#### What needs to be done:
Show each line from the listing that includes the word "type".

** begin **

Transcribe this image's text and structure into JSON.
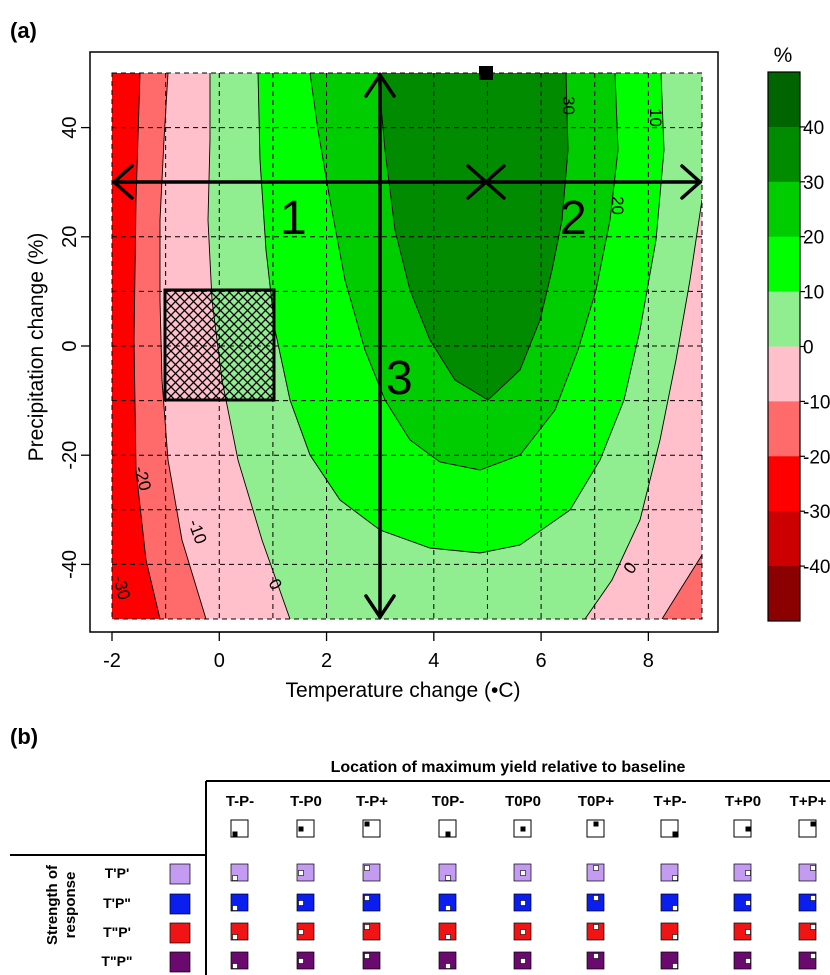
{
  "panel_a": {
    "label": "(a)",
    "xlabel": "Temperature change (•C)",
    "ylabel": "Precipitation change (%)",
    "x_ticks": [
      "-2",
      "0",
      "2",
      "4",
      "6",
      "8"
    ],
    "y_ticks": [
      "-40",
      "-20",
      "0",
      "20",
      "40"
    ],
    "contour_labels": [
      "30",
      "10",
      "20",
      "-20",
      "-10",
      "0",
      "0",
      "-30"
    ],
    "arrow_labels": [
      "1",
      "2",
      "3"
    ],
    "legend": {
      "title": "%",
      "labels": [
        "40",
        "30",
        "20",
        "10",
        "0",
        "-10",
        "-20",
        "-30",
        "-40"
      ],
      "colors": [
        "#006400",
        "#008b00",
        "#00cd00",
        "#00ff00",
        "#90ee90",
        "#ffc0cb",
        "#ff6a6a",
        "#ff0000",
        "#cd0000",
        "#8b0000"
      ]
    }
  },
  "chart_data": {
    "type": "heatmap",
    "title": "",
    "xlabel": "Temperature change (•C)",
    "ylabel": "Precipitation change (%)",
    "xlim": [
      -2,
      9
    ],
    "ylim": [
      -50,
      50
    ],
    "grid": true,
    "legend_placement": "right",
    "colorbar_levels": [
      -40,
      -30,
      -20,
      -10,
      0,
      10,
      20,
      30,
      40
    ],
    "maximum_yield_point": {
      "x": 5,
      "y": 50
    },
    "baseline_box": {
      "x": [
        -1,
        1
      ],
      "y": [
        -10,
        10
      ]
    },
    "arrows": [
      {
        "label": "1",
        "from": [
          -2,
          30
        ],
        "to": [
          5,
          30
        ]
      },
      {
        "label": "2",
        "from": [
          5,
          30
        ],
        "to": [
          9,
          30
        ]
      },
      {
        "label": "3",
        "from": [
          3,
          -50
        ],
        "to": [
          3,
          50
        ]
      }
    ]
  },
  "panel_b": {
    "label": "(b)",
    "header": "Location of maximum yield relative to baseline",
    "columns": [
      "T-P-",
      "T-P0",
      "T-P+",
      "T0P-",
      "T0P0",
      "T0P+",
      "T+P-",
      "T+P0",
      "T+P+"
    ],
    "row_header": [
      "Strength of",
      "response"
    ],
    "rows": [
      {
        "label": "T'P'",
        "color": "#c39bf0"
      },
      {
        "label": "T'P\"",
        "color": "#0a1ef0"
      },
      {
        "label": "T\"P'",
        "color": "#f01414"
      },
      {
        "label": "T\"P\"",
        "color": "#6a0a6e"
      }
    ]
  }
}
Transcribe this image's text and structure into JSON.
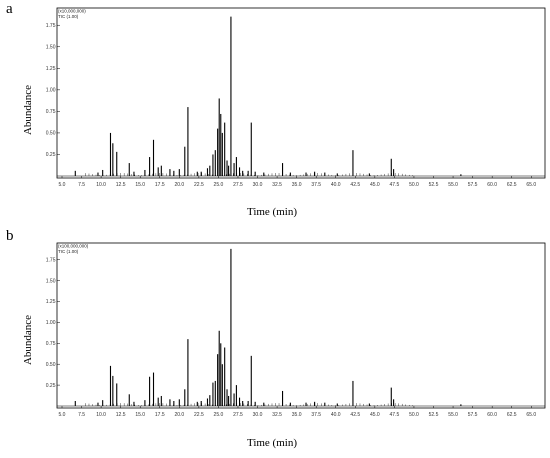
{
  "chart_data": [
    {
      "panel": "a",
      "type": "line",
      "multiplier_label": "(x10,000,000)",
      "trace_label": "TIC (1.00)",
      "xlabel": "Time (min)",
      "ylabel": "Abundance",
      "xlim": [
        5.0,
        66.5
      ],
      "ylim": [
        0,
        1.95
      ],
      "x_ticks": [
        5.0,
        7.5,
        10.0,
        12.5,
        15.0,
        17.5,
        20.0,
        22.5,
        25.0,
        27.5,
        30.0,
        32.5,
        35.0,
        37.5,
        40.0,
        42.5,
        45.0,
        47.5,
        50.0,
        52.5,
        55.0,
        57.5,
        60.0,
        62.5,
        65.0
      ],
      "y_ticks": [
        0.25,
        0.5,
        0.75,
        1.0,
        1.25,
        1.5,
        1.75
      ],
      "peaks": [
        [
          6.7,
          0.06
        ],
        [
          9.6,
          0.04
        ],
        [
          10.2,
          0.07
        ],
        [
          11.2,
          0.5
        ],
        [
          11.5,
          0.38
        ],
        [
          12.0,
          0.28
        ],
        [
          13.6,
          0.15
        ],
        [
          14.2,
          0.05
        ],
        [
          15.6,
          0.07
        ],
        [
          16.2,
          0.22
        ],
        [
          16.7,
          0.42
        ],
        [
          17.3,
          0.1
        ],
        [
          17.7,
          0.12
        ],
        [
          18.8,
          0.08
        ],
        [
          19.3,
          0.06
        ],
        [
          20.0,
          0.08
        ],
        [
          20.7,
          0.34
        ],
        [
          21.1,
          0.8
        ],
        [
          22.3,
          0.05
        ],
        [
          22.8,
          0.05
        ],
        [
          23.6,
          0.09
        ],
        [
          23.9,
          0.12
        ],
        [
          24.3,
          0.25
        ],
        [
          24.6,
          0.3
        ],
        [
          24.9,
          0.55
        ],
        [
          25.1,
          0.9
        ],
        [
          25.3,
          0.72
        ],
        [
          25.5,
          0.5
        ],
        [
          25.8,
          0.62
        ],
        [
          26.1,
          0.18
        ],
        [
          26.3,
          0.12
        ],
        [
          26.6,
          1.85
        ],
        [
          27.0,
          0.15
        ],
        [
          27.3,
          0.22
        ],
        [
          27.7,
          0.1
        ],
        [
          28.1,
          0.06
        ],
        [
          28.8,
          0.06
        ],
        [
          29.2,
          0.62
        ],
        [
          29.7,
          0.05
        ],
        [
          30.8,
          0.04
        ],
        [
          33.2,
          0.15
        ],
        [
          34.2,
          0.04
        ],
        [
          36.2,
          0.04
        ],
        [
          37.3,
          0.05
        ],
        [
          38.6,
          0.04
        ],
        [
          40.2,
          0.03
        ],
        [
          42.2,
          0.3
        ],
        [
          44.3,
          0.03
        ],
        [
          47.1,
          0.2
        ],
        [
          47.4,
          0.08
        ],
        [
          56.0,
          0.02
        ]
      ]
    },
    {
      "panel": "b",
      "type": "line",
      "multiplier_label": "(x100,000,000)",
      "trace_label": "TIC (1.00)",
      "xlabel": "Time (min)",
      "ylabel": "Abundance",
      "xlim": [
        5.0,
        66.5
      ],
      "ylim": [
        0,
        1.95
      ],
      "x_ticks": [
        5.0,
        7.5,
        10.0,
        12.5,
        15.0,
        17.5,
        20.0,
        22.5,
        25.0,
        27.5,
        30.0,
        32.5,
        35.0,
        37.5,
        40.0,
        42.5,
        45.0,
        47.5,
        50.0,
        52.5,
        55.0,
        57.5,
        60.0,
        62.5,
        65.0
      ],
      "y_ticks": [
        0.25,
        0.5,
        0.75,
        1.0,
        1.25,
        1.5,
        1.75
      ],
      "peaks": [
        [
          6.7,
          0.06
        ],
        [
          9.6,
          0.04
        ],
        [
          10.2,
          0.07
        ],
        [
          11.2,
          0.48
        ],
        [
          11.5,
          0.36
        ],
        [
          12.0,
          0.27
        ],
        [
          13.6,
          0.14
        ],
        [
          14.2,
          0.05
        ],
        [
          15.6,
          0.07
        ],
        [
          16.2,
          0.35
        ],
        [
          16.7,
          0.4
        ],
        [
          17.3,
          0.1
        ],
        [
          17.7,
          0.12
        ],
        [
          18.8,
          0.08
        ],
        [
          19.3,
          0.06
        ],
        [
          20.0,
          0.08
        ],
        [
          20.7,
          0.2
        ],
        [
          21.1,
          0.8
        ],
        [
          22.3,
          0.05
        ],
        [
          22.8,
          0.06
        ],
        [
          23.6,
          0.09
        ],
        [
          23.9,
          0.13
        ],
        [
          24.3,
          0.28
        ],
        [
          24.6,
          0.3
        ],
        [
          24.9,
          0.62
        ],
        [
          25.1,
          0.9
        ],
        [
          25.3,
          0.75
        ],
        [
          25.5,
          0.5
        ],
        [
          25.8,
          0.7
        ],
        [
          26.1,
          0.2
        ],
        [
          26.3,
          0.12
        ],
        [
          26.6,
          1.88
        ],
        [
          27.0,
          0.15
        ],
        [
          27.3,
          0.25
        ],
        [
          27.7,
          0.1
        ],
        [
          28.1,
          0.06
        ],
        [
          28.8,
          0.06
        ],
        [
          29.2,
          0.6
        ],
        [
          29.7,
          0.05
        ],
        [
          30.8,
          0.04
        ],
        [
          33.2,
          0.18
        ],
        [
          34.2,
          0.04
        ],
        [
          36.2,
          0.04
        ],
        [
          37.3,
          0.05
        ],
        [
          38.6,
          0.04
        ],
        [
          40.2,
          0.03
        ],
        [
          42.2,
          0.3
        ],
        [
          44.3,
          0.03
        ],
        [
          47.1,
          0.22
        ],
        [
          47.4,
          0.08
        ],
        [
          56.0,
          0.02
        ]
      ]
    }
  ]
}
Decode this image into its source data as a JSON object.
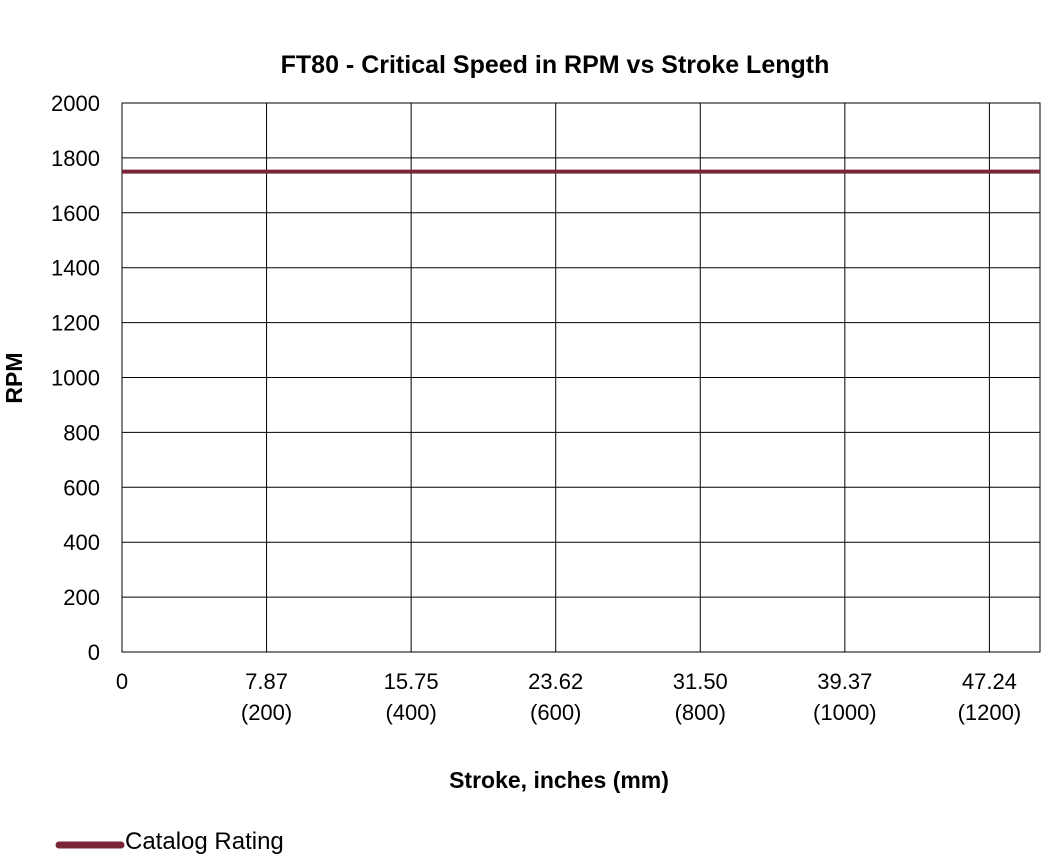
{
  "chart_data": {
    "type": "line",
    "title": "FT80 - Critical Speed in RPM vs Stroke Length",
    "xlabel": "Stroke, inches (mm)",
    "ylabel": "RPM",
    "xlim": [
      0,
      1270
    ],
    "ylim": [
      0,
      2000
    ],
    "y_ticks": [
      0,
      200,
      400,
      600,
      800,
      1000,
      1200,
      1400,
      1600,
      1800,
      2000
    ],
    "x_ticks": [
      {
        "value": 0,
        "label": "0",
        "sublabel": ""
      },
      {
        "value": 200,
        "label": "7.87",
        "sublabel": "(200)"
      },
      {
        "value": 400,
        "label": "15.75",
        "sublabel": "(400)"
      },
      {
        "value": 600,
        "label": "23.62",
        "sublabel": "(600)"
      },
      {
        "value": 800,
        "label": "31.50",
        "sublabel": "(800)"
      },
      {
        "value": 1000,
        "label": "39.37",
        "sublabel": "(1000)"
      },
      {
        "value": 1200,
        "label": "47.24",
        "sublabel": "(1200)"
      }
    ],
    "grid": true,
    "legend_position": "bottom-left",
    "series": [
      {
        "name": "Catalog Rating",
        "color": "#7b2638",
        "x": [
          0,
          1270
        ],
        "y": [
          1750,
          1750
        ]
      }
    ]
  }
}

** end **

#### Answer to this task:
    "type": "heatmap",
      "type": "line",
      "type": "line",
    "type": "line",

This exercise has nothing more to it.